Task to complete: Go through the data below and copy it exactly, skipping every picture.

Collected data:
[BEGIN]
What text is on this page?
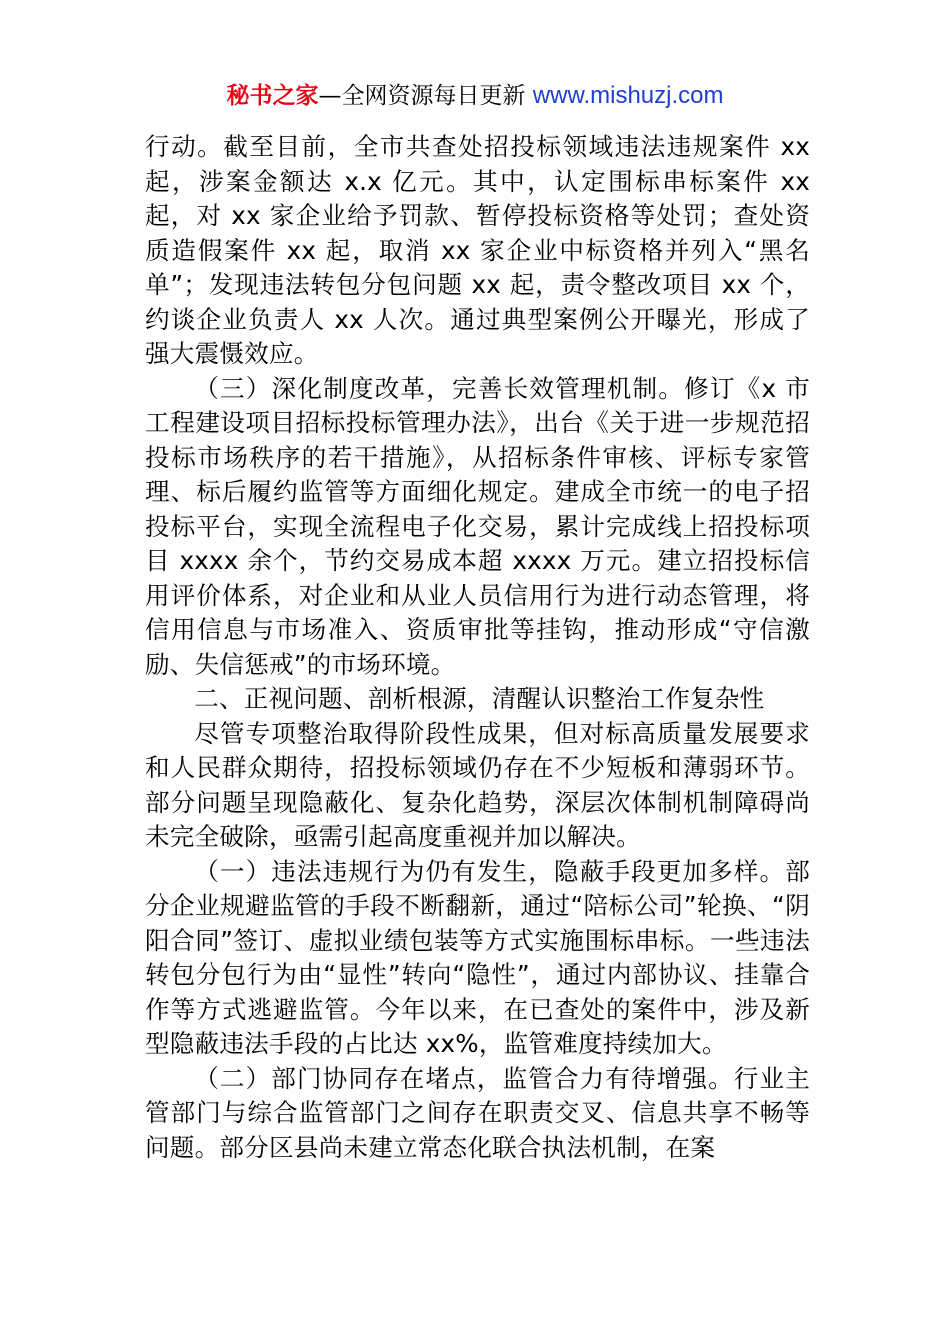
秘书之家—全网资源每日更新 www.mishuzj.com

行动。截至目前，全市共查处招投标领域违法违规案件 xx 起，涉案金额达 x.x 亿元。其中，认定围标串标案件 xx 起，对 xx 家企业给予罚款、暂停投标资格等处罚；查处资质造假案件 xx 起，取消 xx 家企业中标资格并列入“黑名单”；发现违法转包分包问题 xx 起，责令整改项目 xx 个，约谈企业负责人 xx 人次。通过典型案例公开曝光，形成了强大震慑效应。

（三）深化制度改革，完善长效管理机制。修订《x 市工程建设项目招标投标管理办法》，出台《关于进一步规范招投标市场秩序的若干措施》，从招标条件审核、评标专家管理、标后履约监管等方面细化规定。建成全市统一的电子招投标平台，实现全流程电子化交易，累计完成线上招投标项目 xxxx 余个，节约交易成本超 xxxx 万元。建立招投标信用评价体系，对企业和从业人员信用行为进行动态管理，将信用信息与市场准入、资质审批等挂钩，推动形成“守信激励、失信惩戒”的市场环境。

二、正视问题、剖析根源，清醒认识整治工作复杂性

尽管专项整治取得阶段性成果，但对标高质量发展要求和人民群众期待，招投标领域仍存在不少短板和薄弱环节。部分问题呈现隐蔽化、复杂化趋势，深层次体制机制障碍尚未完全破除，亟需引起高度重视并加以解决。

（一）违法违规行为仍有发生，隐蔽手段更加多样。部分企业规避监管的手段不断翻新，通过“陪标公司”轮换、“阴阳合同”签订、虚拟业绩包装等方式实施围标串标。一些违法转包分包行为由“显性”转向“隐性”，通过内部协议、挂靠合作等方式逃避监管。今年以来，在已查处的案件中，涉及新型隐蔽违法手段的占比达 xx%，监管难度持续加大。

（二）部门协同存在堵点，监管合力有待增强。行业主管部门与综合监管部门之间存在职责交叉、信息共享不畅等问题。部分区县尚未建立常态化联合执法机制，在案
[END]
Final result:
What text is on this page?
秘书之家—全网资源每日更新 www.mishuzj.com

行动。截至目前，全市共查处招投标领域违法违规案件 xx 起，涉案金额达 x.x 亿元。其中，认定围标串标案件 xx 起，对 xx 家企业给予罚款、暂停投标资格等处罚；查处资质造假案件 xx 起，取消 xx 家企业中标资格并列入“黑名单”；发现违法转包分包问题 xx 起，责令整改项目 xx 个，约谈企业负责人 xx 人次。通过典型案例公开曝光，形成了强大震慑效应。

（三）深化制度改革，完善长效管理机制。修订《x 市工程建设项目招标投标管理办法》，出台《关于进一步规范招投标市场秩序的若干措施》，从招标条件审核、评标专家管理、标后履约监管等方面细化规定。建成全市统一的电子招投标平台，实现全流程电子化交易，累计完成线上招投标项目 xxxx 余个，节约交易成本超 xxxx 万元。建立招投标信用评价体系，对企业和从业人员信用行为进行动态管理，将信用信息与市场准入、资质审批等挂钩，推动形成“守信激励、失信惩戒”的市场环境。

二、正视问题、剖析根源，清醒认识整治工作复杂性

尽管专项整治取得阶段性成果，但对标高质量发展要求和人民群众期待，招投标领域仍存在不少短板和薄弱环节。部分问题呈现隐蔽化、复杂化趋势，深层次体制机制障碍尚未完全破除，亟需引起高度重视并加以解决。

（一）违法违规行为仍有发生，隐蔽手段更加多样。部分企业规避监管的手段不断翻新，通过“陪标公司”轮换、“阴阳合同”签订、虚拟业绩包装等方式实施围标串标。一些违法转包分包行为由“显性”转向“隐性”，通过内部协议、挂靠合作等方式逃避监管。今年以来，在已查处的案件中，涉及新型隐蔽违法手段的占比达 xx%，监管难度持续加大。

（二）部门协同存在堵点，监管合力有待增强。行业主管部门与综合监管部门之间存在职责交叉、信息共享不畅等问题。部分区县尚未建立常态化联合执法机制，在案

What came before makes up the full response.